## start PROVIDED RECORDS

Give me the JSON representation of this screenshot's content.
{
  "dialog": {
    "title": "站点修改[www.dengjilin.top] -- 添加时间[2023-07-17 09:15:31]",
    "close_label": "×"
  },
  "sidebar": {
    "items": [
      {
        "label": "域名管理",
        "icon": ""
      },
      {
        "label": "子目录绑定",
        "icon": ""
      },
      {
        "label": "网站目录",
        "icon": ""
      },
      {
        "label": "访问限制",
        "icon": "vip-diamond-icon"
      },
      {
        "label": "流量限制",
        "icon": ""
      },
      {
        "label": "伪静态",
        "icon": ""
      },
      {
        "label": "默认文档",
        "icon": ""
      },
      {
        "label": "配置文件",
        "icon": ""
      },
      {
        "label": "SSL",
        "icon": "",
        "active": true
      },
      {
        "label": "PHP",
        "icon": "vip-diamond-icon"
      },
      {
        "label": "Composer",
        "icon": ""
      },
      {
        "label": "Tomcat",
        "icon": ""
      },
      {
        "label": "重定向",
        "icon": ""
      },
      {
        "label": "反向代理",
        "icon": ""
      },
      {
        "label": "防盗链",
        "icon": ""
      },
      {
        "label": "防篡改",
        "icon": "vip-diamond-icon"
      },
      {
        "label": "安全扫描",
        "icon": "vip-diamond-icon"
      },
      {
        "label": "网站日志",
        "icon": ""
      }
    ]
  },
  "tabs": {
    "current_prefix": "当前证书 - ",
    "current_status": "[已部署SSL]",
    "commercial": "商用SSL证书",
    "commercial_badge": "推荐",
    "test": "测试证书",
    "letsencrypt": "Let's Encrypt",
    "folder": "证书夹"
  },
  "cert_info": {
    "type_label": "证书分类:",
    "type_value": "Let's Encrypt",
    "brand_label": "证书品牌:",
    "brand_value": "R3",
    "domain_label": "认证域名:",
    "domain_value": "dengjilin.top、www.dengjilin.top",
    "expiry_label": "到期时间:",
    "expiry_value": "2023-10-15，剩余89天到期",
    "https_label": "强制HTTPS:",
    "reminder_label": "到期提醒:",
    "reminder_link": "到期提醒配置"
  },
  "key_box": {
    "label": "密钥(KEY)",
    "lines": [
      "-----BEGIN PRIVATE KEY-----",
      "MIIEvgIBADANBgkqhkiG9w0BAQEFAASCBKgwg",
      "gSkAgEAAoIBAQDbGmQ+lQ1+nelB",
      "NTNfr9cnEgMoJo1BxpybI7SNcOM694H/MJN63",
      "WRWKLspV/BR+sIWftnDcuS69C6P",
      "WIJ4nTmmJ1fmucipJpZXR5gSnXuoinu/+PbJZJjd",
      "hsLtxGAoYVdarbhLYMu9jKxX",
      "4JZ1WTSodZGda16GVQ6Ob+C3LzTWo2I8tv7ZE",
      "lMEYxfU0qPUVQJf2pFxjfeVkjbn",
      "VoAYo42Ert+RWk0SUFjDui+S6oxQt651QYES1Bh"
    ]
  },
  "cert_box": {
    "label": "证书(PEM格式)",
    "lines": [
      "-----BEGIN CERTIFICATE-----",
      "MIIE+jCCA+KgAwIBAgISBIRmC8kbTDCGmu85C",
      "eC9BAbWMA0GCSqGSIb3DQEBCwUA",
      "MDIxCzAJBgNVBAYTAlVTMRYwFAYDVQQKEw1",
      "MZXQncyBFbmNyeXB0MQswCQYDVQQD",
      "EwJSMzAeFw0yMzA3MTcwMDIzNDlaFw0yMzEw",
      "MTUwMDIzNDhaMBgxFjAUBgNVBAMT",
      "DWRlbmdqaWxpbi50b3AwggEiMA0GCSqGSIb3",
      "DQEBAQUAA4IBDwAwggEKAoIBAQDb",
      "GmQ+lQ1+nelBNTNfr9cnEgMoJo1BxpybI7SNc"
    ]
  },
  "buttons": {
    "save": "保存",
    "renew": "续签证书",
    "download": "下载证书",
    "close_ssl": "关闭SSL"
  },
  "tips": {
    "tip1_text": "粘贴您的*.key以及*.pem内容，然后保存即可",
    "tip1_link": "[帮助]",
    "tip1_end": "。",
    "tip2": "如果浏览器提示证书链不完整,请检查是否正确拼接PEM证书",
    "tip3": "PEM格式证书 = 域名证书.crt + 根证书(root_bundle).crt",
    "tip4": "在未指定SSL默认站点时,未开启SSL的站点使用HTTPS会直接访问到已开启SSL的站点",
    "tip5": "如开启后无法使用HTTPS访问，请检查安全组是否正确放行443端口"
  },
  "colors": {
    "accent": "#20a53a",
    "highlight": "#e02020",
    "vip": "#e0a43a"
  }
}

## end PROVIDED RECORDS

### AIM OF THE TASK
Scan the lines for the string "BEGIN". Copy out each line that matches.

### EXERCISE SOLUTION
      "-----BEGIN PRIVATE KEY-----",
      "-----BEGIN CERTIFICATE-----",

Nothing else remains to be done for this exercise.